**Data entries**

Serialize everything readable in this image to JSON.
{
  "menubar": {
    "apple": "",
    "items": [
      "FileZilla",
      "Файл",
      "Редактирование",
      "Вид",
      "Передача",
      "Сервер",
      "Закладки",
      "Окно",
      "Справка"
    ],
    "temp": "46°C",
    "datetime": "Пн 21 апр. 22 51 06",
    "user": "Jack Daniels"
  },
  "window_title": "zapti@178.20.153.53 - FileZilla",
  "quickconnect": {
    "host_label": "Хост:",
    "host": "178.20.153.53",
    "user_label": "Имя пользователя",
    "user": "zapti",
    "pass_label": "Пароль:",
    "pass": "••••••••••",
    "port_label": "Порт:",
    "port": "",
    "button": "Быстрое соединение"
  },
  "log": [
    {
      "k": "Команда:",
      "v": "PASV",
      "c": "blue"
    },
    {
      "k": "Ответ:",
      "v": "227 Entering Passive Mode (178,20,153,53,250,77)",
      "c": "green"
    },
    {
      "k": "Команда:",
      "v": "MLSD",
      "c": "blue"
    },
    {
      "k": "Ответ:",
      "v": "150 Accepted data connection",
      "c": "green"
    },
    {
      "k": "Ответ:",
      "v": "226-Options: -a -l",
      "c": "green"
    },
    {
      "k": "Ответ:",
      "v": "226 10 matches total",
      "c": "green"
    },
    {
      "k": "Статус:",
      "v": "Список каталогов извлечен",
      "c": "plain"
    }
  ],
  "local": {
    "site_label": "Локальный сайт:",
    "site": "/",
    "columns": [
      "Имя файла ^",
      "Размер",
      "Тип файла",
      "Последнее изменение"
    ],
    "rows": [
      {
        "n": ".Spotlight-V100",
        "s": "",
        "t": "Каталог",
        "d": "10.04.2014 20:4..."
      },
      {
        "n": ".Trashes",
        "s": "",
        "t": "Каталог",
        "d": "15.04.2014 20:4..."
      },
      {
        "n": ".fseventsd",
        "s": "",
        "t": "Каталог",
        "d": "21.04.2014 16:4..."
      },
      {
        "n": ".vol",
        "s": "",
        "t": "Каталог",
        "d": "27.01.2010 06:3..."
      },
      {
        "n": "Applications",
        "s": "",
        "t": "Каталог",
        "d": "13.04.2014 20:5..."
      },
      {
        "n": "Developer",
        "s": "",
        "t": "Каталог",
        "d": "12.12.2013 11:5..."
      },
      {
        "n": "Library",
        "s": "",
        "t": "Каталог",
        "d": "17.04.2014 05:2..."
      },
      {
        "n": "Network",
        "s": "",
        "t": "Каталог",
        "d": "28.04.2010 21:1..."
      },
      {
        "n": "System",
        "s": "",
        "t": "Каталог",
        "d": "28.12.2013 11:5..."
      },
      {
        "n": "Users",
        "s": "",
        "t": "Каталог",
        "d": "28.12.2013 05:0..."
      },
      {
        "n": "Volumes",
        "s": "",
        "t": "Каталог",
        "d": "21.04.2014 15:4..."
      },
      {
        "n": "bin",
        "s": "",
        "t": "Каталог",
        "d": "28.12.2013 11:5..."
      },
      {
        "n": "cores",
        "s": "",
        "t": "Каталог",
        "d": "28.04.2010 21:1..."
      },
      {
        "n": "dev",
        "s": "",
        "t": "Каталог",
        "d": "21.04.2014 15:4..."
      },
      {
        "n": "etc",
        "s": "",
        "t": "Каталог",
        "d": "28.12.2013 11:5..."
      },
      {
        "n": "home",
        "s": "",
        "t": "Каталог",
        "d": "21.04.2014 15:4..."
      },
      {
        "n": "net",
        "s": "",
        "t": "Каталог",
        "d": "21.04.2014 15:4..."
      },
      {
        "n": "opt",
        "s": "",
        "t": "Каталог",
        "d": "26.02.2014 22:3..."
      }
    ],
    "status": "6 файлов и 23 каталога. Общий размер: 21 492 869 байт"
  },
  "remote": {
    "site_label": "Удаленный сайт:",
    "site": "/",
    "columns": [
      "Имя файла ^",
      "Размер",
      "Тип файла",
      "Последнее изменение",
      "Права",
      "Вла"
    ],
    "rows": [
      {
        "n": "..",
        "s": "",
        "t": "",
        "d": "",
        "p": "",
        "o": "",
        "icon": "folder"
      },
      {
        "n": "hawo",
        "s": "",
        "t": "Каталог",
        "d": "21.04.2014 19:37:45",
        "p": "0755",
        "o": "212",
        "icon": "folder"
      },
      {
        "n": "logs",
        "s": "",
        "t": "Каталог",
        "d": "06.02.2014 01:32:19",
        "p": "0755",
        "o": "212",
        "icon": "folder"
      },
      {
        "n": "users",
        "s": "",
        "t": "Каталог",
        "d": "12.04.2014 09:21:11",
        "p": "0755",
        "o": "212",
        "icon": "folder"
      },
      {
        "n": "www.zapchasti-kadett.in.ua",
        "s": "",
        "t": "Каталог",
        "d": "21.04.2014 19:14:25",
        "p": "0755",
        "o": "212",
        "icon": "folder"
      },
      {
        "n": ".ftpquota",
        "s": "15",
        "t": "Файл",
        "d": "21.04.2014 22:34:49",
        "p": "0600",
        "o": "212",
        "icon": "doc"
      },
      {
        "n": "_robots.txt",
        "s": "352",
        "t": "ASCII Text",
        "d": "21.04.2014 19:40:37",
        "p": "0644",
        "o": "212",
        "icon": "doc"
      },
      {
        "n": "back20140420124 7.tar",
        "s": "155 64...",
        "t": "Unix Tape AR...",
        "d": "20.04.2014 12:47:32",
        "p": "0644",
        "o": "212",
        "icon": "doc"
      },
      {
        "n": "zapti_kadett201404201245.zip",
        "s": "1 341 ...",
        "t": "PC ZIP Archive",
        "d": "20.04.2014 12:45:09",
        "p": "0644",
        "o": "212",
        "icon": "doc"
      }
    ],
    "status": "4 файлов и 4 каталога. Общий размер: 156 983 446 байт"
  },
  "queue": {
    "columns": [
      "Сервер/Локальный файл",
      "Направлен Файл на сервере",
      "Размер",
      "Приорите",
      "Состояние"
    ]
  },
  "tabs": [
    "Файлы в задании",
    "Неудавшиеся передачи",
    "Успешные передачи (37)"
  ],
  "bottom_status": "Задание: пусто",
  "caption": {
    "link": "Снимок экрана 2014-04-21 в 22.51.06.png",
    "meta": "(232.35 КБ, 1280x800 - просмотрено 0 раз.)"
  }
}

**Problem requirements**
Print the material above once more, exactly.

**Exercise answer**
Serialize everything readable in this image to JSON.
{
  "menubar": {
    "apple": "",
    "items": [
      "FileZilla",
      "Файл",
      "Редактирование",
      "Вид",
      "Передача",
      "Сервер",
      "Закладки",
      "Окно",
      "Справка"
    ],
    "temp": "46°C",
    "datetime": "Пн 21 апр. 22 51 06",
    "user": "Jack Daniels"
  },
  "window_title": "zapti@178.20.153.53 - FileZilla",
  "quickconnect": {
    "host_label": "Хост:",
    "host": "178.20.153.53",
    "user_label": "Имя пользователя",
    "user": "zapti",
    "pass_label": "Пароль:",
    "pass": "••••••••••",
    "port_label": "Порт:",
    "port": "",
    "button": "Быстрое соединение"
  },
  "log": [
    {
      "k": "Команда:",
      "v": "PASV",
      "c": "blue"
    },
    {
      "k": "Ответ:",
      "v": "227 Entering Passive Mode (178,20,153,53,250,77)",
      "c": "green"
    },
    {
      "k": "Команда:",
      "v": "MLSD",
      "c": "blue"
    },
    {
      "k": "Ответ:",
      "v": "150 Accepted data connection",
      "c": "green"
    },
    {
      "k": "Ответ:",
      "v": "226-Options: -a -l",
      "c": "green"
    },
    {
      "k": "Ответ:",
      "v": "226 10 matches total",
      "c": "green"
    },
    {
      "k": "Статус:",
      "v": "Список каталогов извлечен",
      "c": "plain"
    }
  ],
  "local": {
    "site_label": "Локальный сайт:",
    "site": "/",
    "columns": [
      "Имя файла ^",
      "Размер",
      "Тип файла",
      "Последнее изменение"
    ],
    "rows": [
      {
        "n": ".Spotlight-V100",
        "s": "",
        "t": "Каталог",
        "d": "10.04.2014 20:4..."
      },
      {
        "n": ".Trashes",
        "s": "",
        "t": "Каталог",
        "d": "15.04.2014 20:4..."
      },
      {
        "n": ".fseventsd",
        "s": "",
        "t": "Каталог",
        "d": "21.04.2014 16:4..."
      },
      {
        "n": ".vol",
        "s": "",
        "t": "Каталог",
        "d": "27.01.2010 06:3..."
      },
      {
        "n": "Applications",
        "s": "",
        "t": "Каталог",
        "d": "13.04.2014 20:5..."
      },
      {
        "n": "Developer",
        "s": "",
        "t": "Каталог",
        "d": "12.12.2013 11:5..."
      },
      {
        "n": "Library",
        "s": "",
        "t": "Каталог",
        "d": "17.04.2014 05:2..."
      },
      {
        "n": "Network",
        "s": "",
        "t": "Каталог",
        "d": "28.04.2010 21:1..."
      },
      {
        "n": "System",
        "s": "",
        "t": "Каталог",
        "d": "28.12.2013 11:5..."
      },
      {
        "n": "Users",
        "s": "",
        "t": "Каталог",
        "d": "28.12.2013 05:0..."
      },
      {
        "n": "Volumes",
        "s": "",
        "t": "Каталог",
        "d": "21.04.2014 15:4..."
      },
      {
        "n": "bin",
        "s": "",
        "t": "Каталог",
        "d": "28.12.2013 11:5..."
      },
      {
        "n": "cores",
        "s": "",
        "t": "Каталог",
        "d": "28.04.2010 21:1..."
      },
      {
        "n": "dev",
        "s": "",
        "t": "Каталог",
        "d": "21.04.2014 15:4..."
      },
      {
        "n": "etc",
        "s": "",
        "t": "Каталог",
        "d": "28.12.2013 11:5..."
      },
      {
        "n": "home",
        "s": "",
        "t": "Каталог",
        "d": "21.04.2014 15:4..."
      },
      {
        "n": "net",
        "s": "",
        "t": "Каталог",
        "d": "21.04.2014 15:4..."
      },
      {
        "n": "opt",
        "s": "",
        "t": "Каталог",
        "d": "26.02.2014 22:3..."
      }
    ],
    "status": "6 файлов и 23 каталога. Общий размер: 21 492 869 байт"
  },
  "remote": {
    "site_label": "Удаленный сайт:",
    "site": "/",
    "columns": [
      "Имя файла ^",
      "Размер",
      "Тип файла",
      "Последнее изменение",
      "Права",
      "Вла"
    ],
    "rows": [
      {
        "n": "..",
        "s": "",
        "t": "",
        "d": "",
        "p": "",
        "o": "",
        "icon": "folder"
      },
      {
        "n": "hawo",
        "s": "",
        "t": "Каталог",
        "d": "21.04.2014 19:37:45",
        "p": "0755",
        "o": "212",
        "icon": "folder"
      },
      {
        "n": "logs",
        "s": "",
        "t": "Каталог",
        "d": "06.02.2014 01:32:19",
        "p": "0755",
        "o": "212",
        "icon": "folder"
      },
      {
        "n": "users",
        "s": "",
        "t": "Каталог",
        "d": "12.04.2014 09:21:11",
        "p": "0755",
        "o": "212",
        "icon": "folder"
      },
      {
        "n": "www.zapchasti-kadett.in.ua",
        "s": "",
        "t": "Каталог",
        "d": "21.04.2014 19:14:25",
        "p": "0755",
        "o": "212",
        "icon": "folder"
      },
      {
        "n": ".ftpquota",
        "s": "15",
        "t": "Файл",
        "d": "21.04.2014 22:34:49",
        "p": "0600",
        "o": "212",
        "icon": "doc"
      },
      {
        "n": "_robots.txt",
        "s": "352",
        "t": "ASCII Text",
        "d": "21.04.2014 19:40:37",
        "p": "0644",
        "o": "212",
        "icon": "doc"
      },
      {
        "n": "back20140420124 7.tar",
        "s": "155 64...",
        "t": "Unix Tape AR...",
        "d": "20.04.2014 12:47:32",
        "p": "0644",
        "o": "212",
        "icon": "doc"
      },
      {
        "n": "zapti_kadett201404201245.zip",
        "s": "1 341 ...",
        "t": "PC ZIP Archive",
        "d": "20.04.2014 12:45:09",
        "p": "0644",
        "o": "212",
        "icon": "doc"
      }
    ],
    "status": "4 файлов и 4 каталога. Общий размер: 156 983 446 байт"
  },
  "queue": {
    "columns": [
      "Сервер/Локальный файл",
      "Направлен Файл на сервере",
      "Размер",
      "Приорите",
      "Состояние"
    ]
  },
  "tabs": [
    "Файлы в задании",
    "Неудавшиеся передачи",
    "Успешные передачи (37)"
  ],
  "bottom_status": "Задание: пусто",
  "caption": {
    "link": "Снимок экрана 2014-04-21 в 22.51.06.png",
    "meta": "(232.35 КБ, 1280x800 - просмотрено 0 раз.)"
  }
}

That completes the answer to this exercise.